■ The task
Quote the listing below in full and exactly as written, but omit every picture.

■ Exercise input
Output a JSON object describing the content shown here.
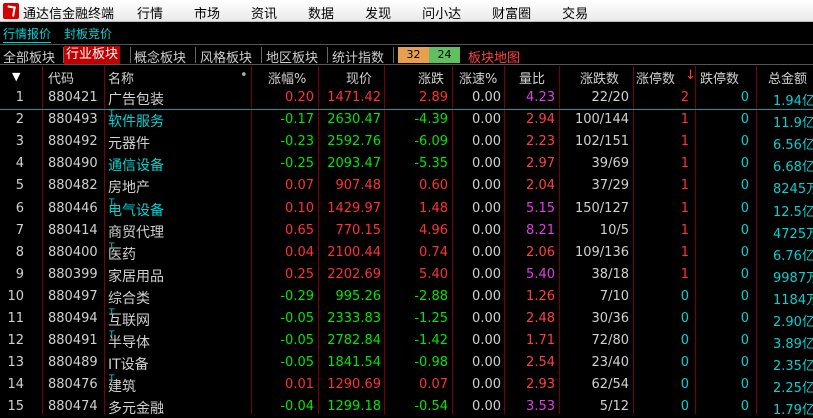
{
  "app": {
    "title": "通达信金融终端",
    "menu": [
      "行情",
      "市场",
      "资讯",
      "数据",
      "发现",
      "问小达",
      "财富圈",
      "交易"
    ]
  },
  "subtoolbar": {
    "quotes": "行情报价",
    "limitup": "封板竞价"
  },
  "tabs": {
    "items": [
      "全部板块",
      "行业板块",
      "概念板块",
      "风格板块",
      "地区板块",
      "统计指数"
    ],
    "active_index": 1,
    "up_count": "32",
    "down_count": "24",
    "map": "板块地图"
  },
  "table": {
    "headers": {
      "sort_icon": "▼",
      "code": "代码",
      "name": "名称",
      "dot": "•",
      "pct": "涨幅%",
      "price": "现价",
      "chg": "涨跌",
      "speed": "涨速%",
      "vol_ratio": "量比",
      "updown": "涨跌数",
      "limit_up": "涨停数",
      "sort_arrow": "↓",
      "limit_down": "跌停数",
      "amount": "总金额"
    },
    "rows": [
      {
        "idx": "1",
        "code": "880421",
        "name": "广告包装",
        "sup": "",
        "name_color": "#d0d0d0",
        "pct": "0.20",
        "price": "1471.42",
        "chg": "2.89",
        "speed": "0.00",
        "vr": "4.23",
        "vr_color": "#e040e0",
        "ud": "22/20",
        "lu": "2",
        "ld": "0",
        "amt": "1.94亿",
        "dir": "up"
      },
      {
        "idx": "2",
        "code": "880493",
        "name": "软件服务",
        "sup": "T",
        "name_color": "#00d2d2",
        "pct": "-0.17",
        "price": "2630.47",
        "chg": "-4.39",
        "speed": "0.00",
        "vr": "2.94",
        "vr_color": "#ff4040",
        "ud": "100/144",
        "lu": "1",
        "ld": "0",
        "amt": "11.9亿",
        "dir": "down"
      },
      {
        "idx": "3",
        "code": "880492",
        "name": "元器件",
        "sup": "",
        "name_color": "#d0d0d0",
        "pct": "-0.23",
        "price": "2592.76",
        "chg": "-6.09",
        "speed": "0.00",
        "vr": "2.23",
        "vr_color": "#ff4040",
        "ud": "102/151",
        "lu": "1",
        "ld": "0",
        "amt": "6.56亿",
        "dir": "down"
      },
      {
        "idx": "4",
        "code": "880490",
        "name": "通信设备",
        "sup": "",
        "name_color": "#00d2d2",
        "pct": "-0.25",
        "price": "2093.47",
        "chg": "-5.35",
        "speed": "0.00",
        "vr": "2.97",
        "vr_color": "#ff4040",
        "ud": "39/69",
        "lu": "1",
        "ld": "0",
        "amt": "6.68亿",
        "dir": "down"
      },
      {
        "idx": "5",
        "code": "880482",
        "name": "房地产",
        "sup": "",
        "name_color": "#d0d0d0",
        "pct": "0.07",
        "price": "907.48",
        "chg": "0.60",
        "speed": "0.00",
        "vr": "2.04",
        "vr_color": "#ff4040",
        "ud": "37/29",
        "lu": "1",
        "ld": "0",
        "amt": "8245万",
        "dir": "up"
      },
      {
        "idx": "6",
        "code": "880446",
        "name": "电气设备",
        "sup": "T",
        "name_color": "#00d2d2",
        "pct": "0.10",
        "price": "1429.97",
        "chg": "1.48",
        "speed": "0.00",
        "vr": "5.15",
        "vr_color": "#e040e0",
        "ud": "150/127",
        "lu": "1",
        "ld": "0",
        "amt": "12.5亿",
        "dir": "up"
      },
      {
        "idx": "7",
        "code": "880414",
        "name": "商贸代理",
        "sup": "",
        "name_color": "#d0d0d0",
        "pct": "0.65",
        "price": "770.15",
        "chg": "4.96",
        "speed": "0.00",
        "vr": "8.21",
        "vr_color": "#e040e0",
        "ud": "10/5",
        "lu": "1",
        "ld": "0",
        "amt": "4725万",
        "dir": "up"
      },
      {
        "idx": "8",
        "code": "880400",
        "name": "医药",
        "sup": "T",
        "name_color": "#d0d0d0",
        "pct": "0.04",
        "price": "2100.44",
        "chg": "0.74",
        "speed": "0.00",
        "vr": "2.06",
        "vr_color": "#ff4040",
        "ud": "109/136",
        "lu": "1",
        "ld": "0",
        "amt": "6.76亿",
        "dir": "up"
      },
      {
        "idx": "9",
        "code": "880399",
        "name": "家居用品",
        "sup": "",
        "name_color": "#d0d0d0",
        "pct": "0.25",
        "price": "2202.69",
        "chg": "5.40",
        "speed": "0.00",
        "vr": "5.40",
        "vr_color": "#e040e0",
        "ud": "38/18",
        "lu": "1",
        "ld": "0",
        "amt": "9987万",
        "dir": "up"
      },
      {
        "idx": "10",
        "code": "880497",
        "name": "综合类",
        "sup": "",
        "name_color": "#d0d0d0",
        "pct": "-0.29",
        "price": "995.26",
        "chg": "-2.88",
        "speed": "0.00",
        "vr": "1.26",
        "vr_color": "#ff4040",
        "ud": "7/10",
        "lu": "0",
        "ld": "0",
        "amt": "1184万",
        "dir": "down"
      },
      {
        "idx": "11",
        "code": "880494",
        "name": "互联网",
        "sup": "T",
        "name_color": "#d0d0d0",
        "pct": "-0.05",
        "price": "2333.83",
        "chg": "-1.25",
        "speed": "0.00",
        "vr": "2.48",
        "vr_color": "#ff4040",
        "ud": "30/36",
        "lu": "0",
        "ld": "0",
        "amt": "2.90亿",
        "dir": "down"
      },
      {
        "idx": "12",
        "code": "880491",
        "name": "半导体",
        "sup": "T",
        "name_color": "#d0d0d0",
        "pct": "-0.05",
        "price": "2782.84",
        "chg": "-1.42",
        "speed": "0.00",
        "vr": "1.71",
        "vr_color": "#ff4040",
        "ud": "72/80",
        "lu": "0",
        "ld": "0",
        "amt": "3.89亿",
        "dir": "down"
      },
      {
        "idx": "13",
        "code": "880489",
        "name": "IT设备",
        "sup": "",
        "name_color": "#d0d0d0",
        "pct": "-0.05",
        "price": "1841.54",
        "chg": "-0.98",
        "speed": "0.00",
        "vr": "2.54",
        "vr_color": "#ff4040",
        "ud": "23/40",
        "lu": "0",
        "ld": "0",
        "amt": "2.35亿",
        "dir": "down"
      },
      {
        "idx": "14",
        "code": "880476",
        "name": "建筑",
        "sup": "T",
        "name_color": "#d0d0d0",
        "pct": "0.01",
        "price": "1290.69",
        "chg": "0.07",
        "speed": "0.00",
        "vr": "2.93",
        "vr_color": "#ff4040",
        "ud": "62/54",
        "lu": "0",
        "ld": "0",
        "amt": "2.25亿",
        "dir": "up"
      },
      {
        "idx": "15",
        "code": "880474",
        "name": "多元金融",
        "sup": "",
        "name_color": "#d0d0d0",
        "pct": "-0.04",
        "price": "1299.18",
        "chg": "-0.54",
        "speed": "0.00",
        "vr": "3.53",
        "vr_color": "#e040e0",
        "ud": "5/12",
        "lu": "0",
        "ld": "0",
        "amt": "1.79亿",
        "dir": "down"
      }
    ]
  },
  "colors": {
    "up": "#ff3232",
    "down": "#00e600",
    "neutral": "#d0d0d0",
    "cyan": "#00d2d2",
    "limit_up_nonzero": "#ff3232",
    "zero_value": "#00d2d2"
  }
}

■ Full response
Output a JSON object describing the content shown here.
{
  "app": {
    "title": "通达信金融终端",
    "menu": [
      "行情",
      "市场",
      "资讯",
      "数据",
      "发现",
      "问小达",
      "财富圈",
      "交易"
    ]
  },
  "subtoolbar": {
    "quotes": "行情报价",
    "limitup": "封板竞价"
  },
  "tabs": {
    "items": [
      "全部板块",
      "行业板块",
      "概念板块",
      "风格板块",
      "地区板块",
      "统计指数"
    ],
    "active_index": 1,
    "up_count": "32",
    "down_count": "24",
    "map": "板块地图"
  },
  "table": {
    "headers": {
      "sort_icon": "▼",
      "code": "代码",
      "name": "名称",
      "dot": "•",
      "pct": "涨幅%",
      "price": "现价",
      "chg": "涨跌",
      "speed": "涨速%",
      "vol_ratio": "量比",
      "updown": "涨跌数",
      "limit_up": "涨停数",
      "sort_arrow": "↓",
      "limit_down": "跌停数",
      "amount": "总金额"
    },
    "rows": [
      {
        "idx": "1",
        "code": "880421",
        "name": "广告包装",
        "sup": "",
        "name_color": "#d0d0d0",
        "pct": "0.20",
        "price": "1471.42",
        "chg": "2.89",
        "speed": "0.00",
        "vr": "4.23",
        "vr_color": "#e040e0",
        "ud": "22/20",
        "lu": "2",
        "ld": "0",
        "amt": "1.94亿",
        "dir": "up"
      },
      {
        "idx": "2",
        "code": "880493",
        "name": "软件服务",
        "sup": "T",
        "name_color": "#00d2d2",
        "pct": "-0.17",
        "price": "2630.47",
        "chg": "-4.39",
        "speed": "0.00",
        "vr": "2.94",
        "vr_color": "#ff4040",
        "ud": "100/144",
        "lu": "1",
        "ld": "0",
        "amt": "11.9亿",
        "dir": "down"
      },
      {
        "idx": "3",
        "code": "880492",
        "name": "元器件",
        "sup": "",
        "name_color": "#d0d0d0",
        "pct": "-0.23",
        "price": "2592.76",
        "chg": "-6.09",
        "speed": "0.00",
        "vr": "2.23",
        "vr_color": "#ff4040",
        "ud": "102/151",
        "lu": "1",
        "ld": "0",
        "amt": "6.56亿",
        "dir": "down"
      },
      {
        "idx": "4",
        "code": "880490",
        "name": "通信设备",
        "sup": "",
        "name_color": "#00d2d2",
        "pct": "-0.25",
        "price": "2093.47",
        "chg": "-5.35",
        "speed": "0.00",
        "vr": "2.97",
        "vr_color": "#ff4040",
        "ud": "39/69",
        "lu": "1",
        "ld": "0",
        "amt": "6.68亿",
        "dir": "down"
      },
      {
        "idx": "5",
        "code": "880482",
        "name": "房地产",
        "sup": "",
        "name_color": "#d0d0d0",
        "pct": "0.07",
        "price": "907.48",
        "chg": "0.60",
        "speed": "0.00",
        "vr": "2.04",
        "vr_color": "#ff4040",
        "ud": "37/29",
        "lu": "1",
        "ld": "0",
        "amt": "8245万",
        "dir": "up"
      },
      {
        "idx": "6",
        "code": "880446",
        "name": "电气设备",
        "sup": "T",
        "name_color": "#00d2d2",
        "pct": "0.10",
        "price": "1429.97",
        "chg": "1.48",
        "speed": "0.00",
        "vr": "5.15",
        "vr_color": "#e040e0",
        "ud": "150/127",
        "lu": "1",
        "ld": "0",
        "amt": "12.5亿",
        "dir": "up"
      },
      {
        "idx": "7",
        "code": "880414",
        "name": "商贸代理",
        "sup": "",
        "name_color": "#d0d0d0",
        "pct": "0.65",
        "price": "770.15",
        "chg": "4.96",
        "speed": "0.00",
        "vr": "8.21",
        "vr_color": "#e040e0",
        "ud": "10/5",
        "lu": "1",
        "ld": "0",
        "amt": "4725万",
        "dir": "up"
      },
      {
        "idx": "8",
        "code": "880400",
        "name": "医药",
        "sup": "T",
        "name_color": "#d0d0d0",
        "pct": "0.04",
        "price": "2100.44",
        "chg": "0.74",
        "speed": "0.00",
        "vr": "2.06",
        "vr_color": "#ff4040",
        "ud": "109/136",
        "lu": "1",
        "ld": "0",
        "amt": "6.76亿",
        "dir": "up"
      },
      {
        "idx": "9",
        "code": "880399",
        "name": "家居用品",
        "sup": "",
        "name_color": "#d0d0d0",
        "pct": "0.25",
        "price": "2202.69",
        "chg": "5.40",
        "speed": "0.00",
        "vr": "5.40",
        "vr_color": "#e040e0",
        "ud": "38/18",
        "lu": "1",
        "ld": "0",
        "amt": "9987万",
        "dir": "up"
      },
      {
        "idx": "10",
        "code": "880497",
        "name": "综合类",
        "sup": "",
        "name_color": "#d0d0d0",
        "pct": "-0.29",
        "price": "995.26",
        "chg": "-2.88",
        "speed": "0.00",
        "vr": "1.26",
        "vr_color": "#ff4040",
        "ud": "7/10",
        "lu": "0",
        "ld": "0",
        "amt": "1184万",
        "dir": "down"
      },
      {
        "idx": "11",
        "code": "880494",
        "name": "互联网",
        "sup": "T",
        "name_color": "#d0d0d0",
        "pct": "-0.05",
        "price": "2333.83",
        "chg": "-1.25",
        "speed": "0.00",
        "vr": "2.48",
        "vr_color": "#ff4040",
        "ud": "30/36",
        "lu": "0",
        "ld": "0",
        "amt": "2.90亿",
        "dir": "down"
      },
      {
        "idx": "12",
        "code": "880491",
        "name": "半导体",
        "sup": "T",
        "name_color": "#d0d0d0",
        "pct": "-0.05",
        "price": "2782.84",
        "chg": "-1.42",
        "speed": "0.00",
        "vr": "1.71",
        "vr_color": "#ff4040",
        "ud": "72/80",
        "lu": "0",
        "ld": "0",
        "amt": "3.89亿",
        "dir": "down"
      },
      {
        "idx": "13",
        "code": "880489",
        "name": "IT设备",
        "sup": "",
        "name_color": "#d0d0d0",
        "pct": "-0.05",
        "price": "1841.54",
        "chg": "-0.98",
        "speed": "0.00",
        "vr": "2.54",
        "vr_color": "#ff4040",
        "ud": "23/40",
        "lu": "0",
        "ld": "0",
        "amt": "2.35亿",
        "dir": "down"
      },
      {
        "idx": "14",
        "code": "880476",
        "name": "建筑",
        "sup": "T",
        "name_color": "#d0d0d0",
        "pct": "0.01",
        "price": "1290.69",
        "chg": "0.07",
        "speed": "0.00",
        "vr": "2.93",
        "vr_color": "#ff4040",
        "ud": "62/54",
        "lu": "0",
        "ld": "0",
        "amt": "2.25亿",
        "dir": "up"
      },
      {
        "idx": "15",
        "code": "880474",
        "name": "多元金融",
        "sup": "",
        "name_color": "#d0d0d0",
        "pct": "-0.04",
        "price": "1299.18",
        "chg": "-0.54",
        "speed": "0.00",
        "vr": "3.53",
        "vr_color": "#e040e0",
        "ud": "5/12",
        "lu": "0",
        "ld": "0",
        "amt": "1.79亿",
        "dir": "down"
      }
    ]
  },
  "colors": {
    "up": "#ff3232",
    "down": "#00e600",
    "neutral": "#d0d0d0",
    "cyan": "#00d2d2",
    "limit_up_nonzero": "#ff3232",
    "zero_value": "#00d2d2"
  }
}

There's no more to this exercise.